* [Work to complete] Exclude all pictures, then copy each of the records exactly as written.

* [Dataset records]
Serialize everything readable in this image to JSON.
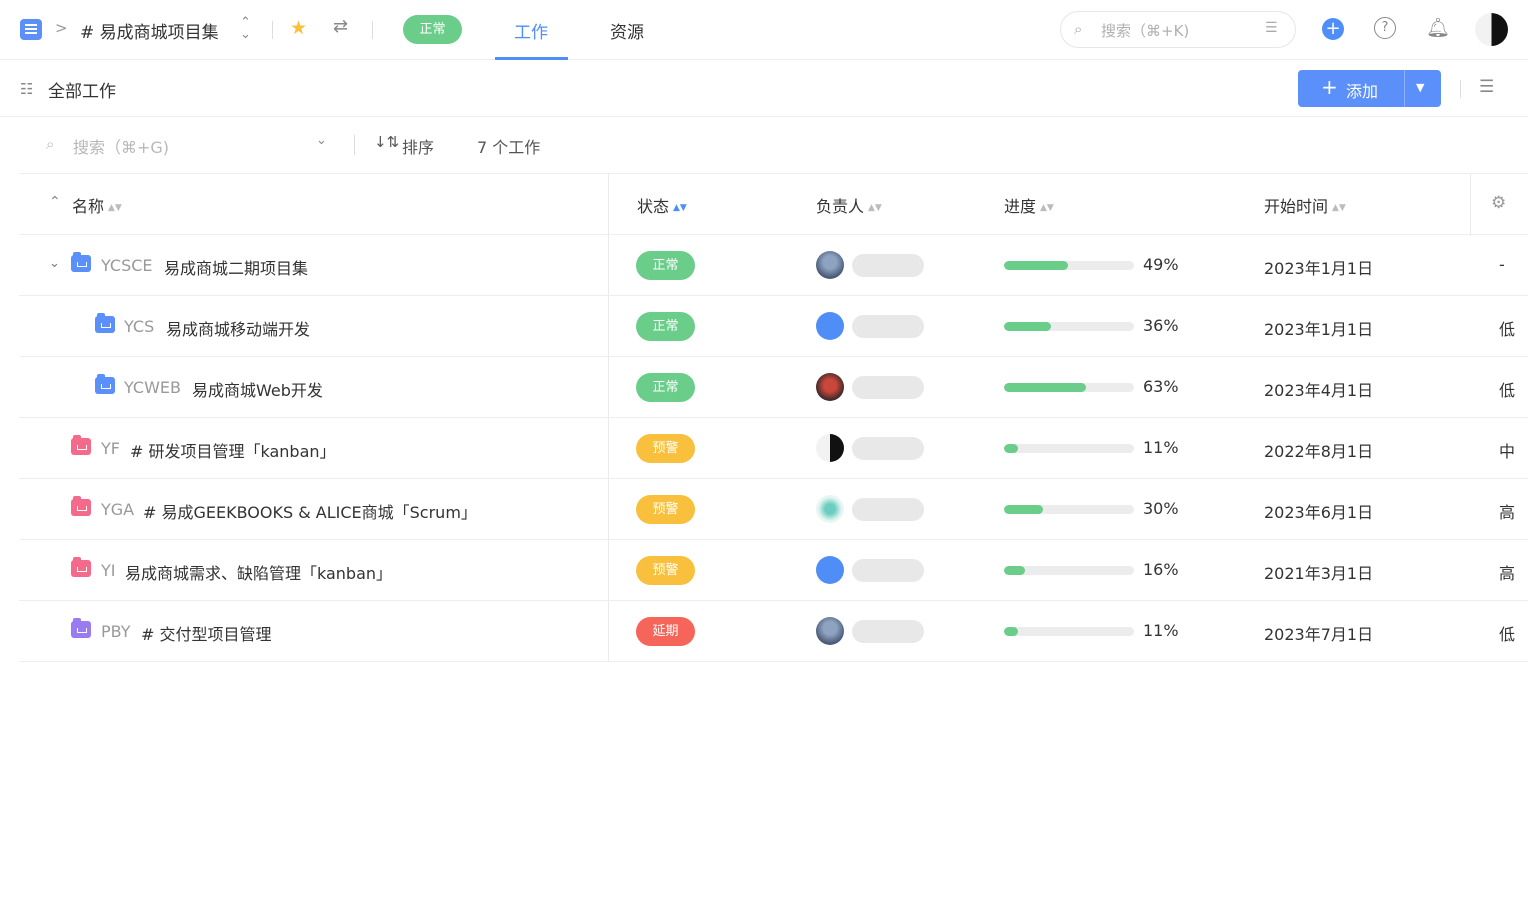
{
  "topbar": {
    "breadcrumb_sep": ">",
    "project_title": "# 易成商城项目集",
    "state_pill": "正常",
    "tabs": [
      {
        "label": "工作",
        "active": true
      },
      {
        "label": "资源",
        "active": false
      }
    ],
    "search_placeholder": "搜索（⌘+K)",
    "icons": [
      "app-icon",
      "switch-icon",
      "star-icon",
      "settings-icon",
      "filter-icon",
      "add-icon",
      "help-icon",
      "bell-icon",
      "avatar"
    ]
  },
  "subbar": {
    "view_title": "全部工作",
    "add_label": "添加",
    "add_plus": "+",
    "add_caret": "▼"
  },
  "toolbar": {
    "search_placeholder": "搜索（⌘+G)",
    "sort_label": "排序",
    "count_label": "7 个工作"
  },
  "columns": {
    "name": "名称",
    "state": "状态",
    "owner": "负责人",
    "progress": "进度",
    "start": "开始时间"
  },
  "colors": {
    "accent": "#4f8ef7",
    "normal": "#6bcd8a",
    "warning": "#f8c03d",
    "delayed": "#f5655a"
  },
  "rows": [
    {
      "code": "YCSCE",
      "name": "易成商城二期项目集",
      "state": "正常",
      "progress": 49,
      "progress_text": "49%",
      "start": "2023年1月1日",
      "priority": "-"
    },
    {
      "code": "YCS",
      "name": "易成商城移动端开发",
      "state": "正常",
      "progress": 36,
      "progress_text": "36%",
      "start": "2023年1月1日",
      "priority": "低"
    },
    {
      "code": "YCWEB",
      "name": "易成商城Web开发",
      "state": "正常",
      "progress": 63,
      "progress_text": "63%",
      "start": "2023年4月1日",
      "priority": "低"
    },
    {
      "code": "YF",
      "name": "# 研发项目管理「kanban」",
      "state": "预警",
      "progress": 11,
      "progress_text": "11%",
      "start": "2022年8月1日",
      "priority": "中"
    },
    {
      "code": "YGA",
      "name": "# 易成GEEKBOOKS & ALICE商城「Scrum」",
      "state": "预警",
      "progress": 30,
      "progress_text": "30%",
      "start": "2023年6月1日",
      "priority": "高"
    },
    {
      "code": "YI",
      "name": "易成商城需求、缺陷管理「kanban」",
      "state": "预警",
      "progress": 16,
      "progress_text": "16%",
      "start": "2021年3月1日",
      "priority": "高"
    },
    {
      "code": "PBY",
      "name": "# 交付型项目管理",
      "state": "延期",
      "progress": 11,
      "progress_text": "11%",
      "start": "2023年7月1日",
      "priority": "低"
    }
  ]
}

* [Output below]
Serialize everything readable in this image to JSON.
{
  "topbar": {
    "breadcrumb_sep": ">",
    "project_title": "# 易成商城项目集",
    "state_pill": "正常",
    "tabs": [
      {
        "label": "工作",
        "active": true
      },
      {
        "label": "资源",
        "active": false
      }
    ],
    "search_placeholder": "搜索（⌘+K)",
    "icons": [
      "app-icon",
      "switch-icon",
      "star-icon",
      "settings-icon",
      "filter-icon",
      "add-icon",
      "help-icon",
      "bell-icon",
      "avatar"
    ]
  },
  "subbar": {
    "view_title": "全部工作",
    "add_label": "添加",
    "add_plus": "+",
    "add_caret": "▼"
  },
  "toolbar": {
    "search_placeholder": "搜索（⌘+G)",
    "sort_label": "排序",
    "count_label": "7 个工作"
  },
  "columns": {
    "name": "名称",
    "state": "状态",
    "owner": "负责人",
    "progress": "进度",
    "start": "开始时间"
  },
  "colors": {
    "accent": "#4f8ef7",
    "normal": "#6bcd8a",
    "warning": "#f8c03d",
    "delayed": "#f5655a"
  },
  "rows": [
    {
      "code": "YCSCE",
      "name": "易成商城二期项目集",
      "state": "正常",
      "progress": 49,
      "progress_text": "49%",
      "start": "2023年1月1日",
      "priority": "-"
    },
    {
      "code": "YCS",
      "name": "易成商城移动端开发",
      "state": "正常",
      "progress": 36,
      "progress_text": "36%",
      "start": "2023年1月1日",
      "priority": "低"
    },
    {
      "code": "YCWEB",
      "name": "易成商城Web开发",
      "state": "正常",
      "progress": 63,
      "progress_text": "63%",
      "start": "2023年4月1日",
      "priority": "低"
    },
    {
      "code": "YF",
      "name": "# 研发项目管理「kanban」",
      "state": "预警",
      "progress": 11,
      "progress_text": "11%",
      "start": "2022年8月1日",
      "priority": "中"
    },
    {
      "code": "YGA",
      "name": "# 易成GEEKBOOKS & ALICE商城「Scrum」",
      "state": "预警",
      "progress": 30,
      "progress_text": "30%",
      "start": "2023年6月1日",
      "priority": "高"
    },
    {
      "code": "YI",
      "name": "易成商城需求、缺陷管理「kanban」",
      "state": "预警",
      "progress": 16,
      "progress_text": "16%",
      "start": "2021年3月1日",
      "priority": "高"
    },
    {
      "code": "PBY",
      "name": "# 交付型项目管理",
      "state": "延期",
      "progress": 11,
      "progress_text": "11%",
      "start": "2023年7月1日",
      "priority": "低"
    }
  ]
}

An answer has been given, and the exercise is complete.